Entries supplied:
###
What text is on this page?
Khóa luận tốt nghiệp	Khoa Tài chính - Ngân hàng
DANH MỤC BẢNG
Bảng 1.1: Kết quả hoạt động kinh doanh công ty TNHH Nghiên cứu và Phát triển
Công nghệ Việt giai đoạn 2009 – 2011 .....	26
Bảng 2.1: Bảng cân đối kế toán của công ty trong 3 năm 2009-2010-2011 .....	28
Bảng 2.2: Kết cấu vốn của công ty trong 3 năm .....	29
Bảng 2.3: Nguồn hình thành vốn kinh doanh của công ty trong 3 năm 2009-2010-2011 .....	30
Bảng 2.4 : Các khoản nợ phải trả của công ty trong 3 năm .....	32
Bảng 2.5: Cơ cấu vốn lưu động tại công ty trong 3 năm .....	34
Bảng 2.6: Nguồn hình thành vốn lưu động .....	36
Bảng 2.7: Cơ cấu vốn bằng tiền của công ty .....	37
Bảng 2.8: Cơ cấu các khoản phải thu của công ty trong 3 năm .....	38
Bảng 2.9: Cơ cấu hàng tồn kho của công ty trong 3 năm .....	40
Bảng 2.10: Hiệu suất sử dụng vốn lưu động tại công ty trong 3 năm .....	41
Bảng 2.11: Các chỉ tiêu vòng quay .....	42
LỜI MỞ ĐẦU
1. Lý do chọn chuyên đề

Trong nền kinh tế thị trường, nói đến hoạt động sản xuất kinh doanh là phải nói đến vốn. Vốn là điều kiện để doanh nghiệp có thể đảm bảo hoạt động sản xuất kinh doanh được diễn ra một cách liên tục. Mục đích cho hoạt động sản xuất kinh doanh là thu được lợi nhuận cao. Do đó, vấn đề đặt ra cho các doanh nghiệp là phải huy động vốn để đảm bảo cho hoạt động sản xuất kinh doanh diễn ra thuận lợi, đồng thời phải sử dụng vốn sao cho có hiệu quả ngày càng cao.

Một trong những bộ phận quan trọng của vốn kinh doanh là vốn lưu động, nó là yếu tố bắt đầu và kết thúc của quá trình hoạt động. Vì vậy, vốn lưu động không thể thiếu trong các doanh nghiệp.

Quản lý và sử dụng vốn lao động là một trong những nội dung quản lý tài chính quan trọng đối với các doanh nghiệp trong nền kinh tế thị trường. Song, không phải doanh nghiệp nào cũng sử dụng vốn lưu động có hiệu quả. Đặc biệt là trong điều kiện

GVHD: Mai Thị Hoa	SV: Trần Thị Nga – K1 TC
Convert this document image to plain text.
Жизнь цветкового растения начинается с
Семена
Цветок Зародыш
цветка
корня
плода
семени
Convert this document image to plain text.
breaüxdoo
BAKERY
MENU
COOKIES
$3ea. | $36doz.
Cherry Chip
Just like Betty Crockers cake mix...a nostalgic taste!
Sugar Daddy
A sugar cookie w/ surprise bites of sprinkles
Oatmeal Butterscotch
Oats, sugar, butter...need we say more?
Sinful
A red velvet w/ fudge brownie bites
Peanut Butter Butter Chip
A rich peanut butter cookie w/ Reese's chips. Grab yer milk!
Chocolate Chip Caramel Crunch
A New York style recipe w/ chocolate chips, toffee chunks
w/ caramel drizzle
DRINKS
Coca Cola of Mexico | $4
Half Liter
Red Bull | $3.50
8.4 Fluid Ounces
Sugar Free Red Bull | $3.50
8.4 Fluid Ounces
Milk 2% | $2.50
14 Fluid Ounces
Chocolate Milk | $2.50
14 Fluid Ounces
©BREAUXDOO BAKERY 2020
###
Exercise:
Each record above should be restated word for word.

Result for this task:
What text is on this page?
Khóa luận tốt nghiệp	Khoa Tài chính - Ngân hàng
DANH MỤC BẢNG
Bảng 1.1: Kết quả hoạt động kinh doanh công ty TNHH Nghiên cứu và Phát triển
Công nghệ Việt giai đoạn 2009 – 2011 .....	26
Bảng 2.1: Bảng cân đối kế toán của công ty trong 3 năm 2009-2010-2011 .....	28
Bảng 2.2: Kết cấu vốn của công ty trong 3 năm .....	29
Bảng 2.3: Nguồn hình thành vốn kinh doanh của công ty trong 3 năm 2009-2010-2011 .....	30
Bảng 2.4 : Các khoản nợ phải trả của công ty trong 3 năm .....	32
Bảng 2.5: Cơ cấu vốn lưu động tại công ty trong 3 năm .....	34
Bảng 2.6: Nguồn hình thành vốn lưu động .....	36
Bảng 2.7: Cơ cấu vốn bằng tiền của công ty .....	37
Bảng 2.8: Cơ cấu các khoản phải thu của công ty trong 3 năm .....	38
Bảng 2.9: Cơ cấu hàng tồn kho của công ty trong 3 năm .....	40
Bảng 2.10: Hiệu suất sử dụng vốn lưu động tại công ty trong 3 năm .....	41
Bảng 2.11: Các chỉ tiêu vòng quay .....	42
LỜI MỞ ĐẦU
1. Lý do chọn chuyên đề

Trong nền kinh tế thị trường, nói đến hoạt động sản xuất kinh doanh là phải nói đến vốn. Vốn là điều kiện để doanh nghiệp có thể đảm bảo hoạt động sản xuất kinh doanh được diễn ra một cách liên tục. Mục đích cho hoạt động sản xuất kinh doanh là thu được lợi nhuận cao. Do đó, vấn đề đặt ra cho các doanh nghiệp là phải huy động vốn để đảm bảo cho hoạt động sản xuất kinh doanh diễn ra thuận lợi, đồng thời phải sử dụng vốn sao cho có hiệu quả ngày càng cao.

Một trong những bộ phận quan trọng của vốn kinh doanh là vốn lưu động, nó là yếu tố bắt đầu và kết thúc của quá trình hoạt động. Vì vậy, vốn lưu động không thể thiếu trong các doanh nghiệp.

Quản lý và sử dụng vốn lao động là một trong những nội dung quản lý tài chính quan trọng đối với các doanh nghiệp trong nền kinh tế thị trường. Song, không phải doanh nghiệp nào cũng sử dụng vốn lưu động có hiệu quả. Đặc biệt là trong điều kiện

GVHD: Mai Thị Hoa	SV: Trần Thị Nga – K1 TC
Convert this document image to plain text.
Жизнь цветкового растения начинается с
Семена
Цветок Зародыш
цветка
корня
плода
семени
Convert this document image to plain text.
breaüxdoo
BAKERY
MENU
COOKIES
$3ea. | $36doz.
Cherry Chip
Just like Betty Crockers cake mix...a nostalgic taste!
Sugar Daddy
A sugar cookie w/ surprise bites of sprinkles
Oatmeal Butterscotch
Oats, sugar, butter...need we say more?
Sinful
A red velvet w/ fudge brownie bites
Peanut Butter Butter Chip
A rich peanut butter cookie w/ Reese's chips. Grab yer milk!
Chocolate Chip Caramel Crunch
A New York style recipe w/ chocolate chips, toffee chunks
w/ caramel drizzle
DRINKS
Coca Cola of Mexico | $4
Half Liter
Red Bull | $3.50
8.4 Fluid Ounces
Sugar Free Red Bull | $3.50
8.4 Fluid Ounces
Milk 2% | $2.50
14 Fluid Ounces
Chocolate Milk | $2.50
14 Fluid Ounces
©BREAUXDOO BAKERY 2020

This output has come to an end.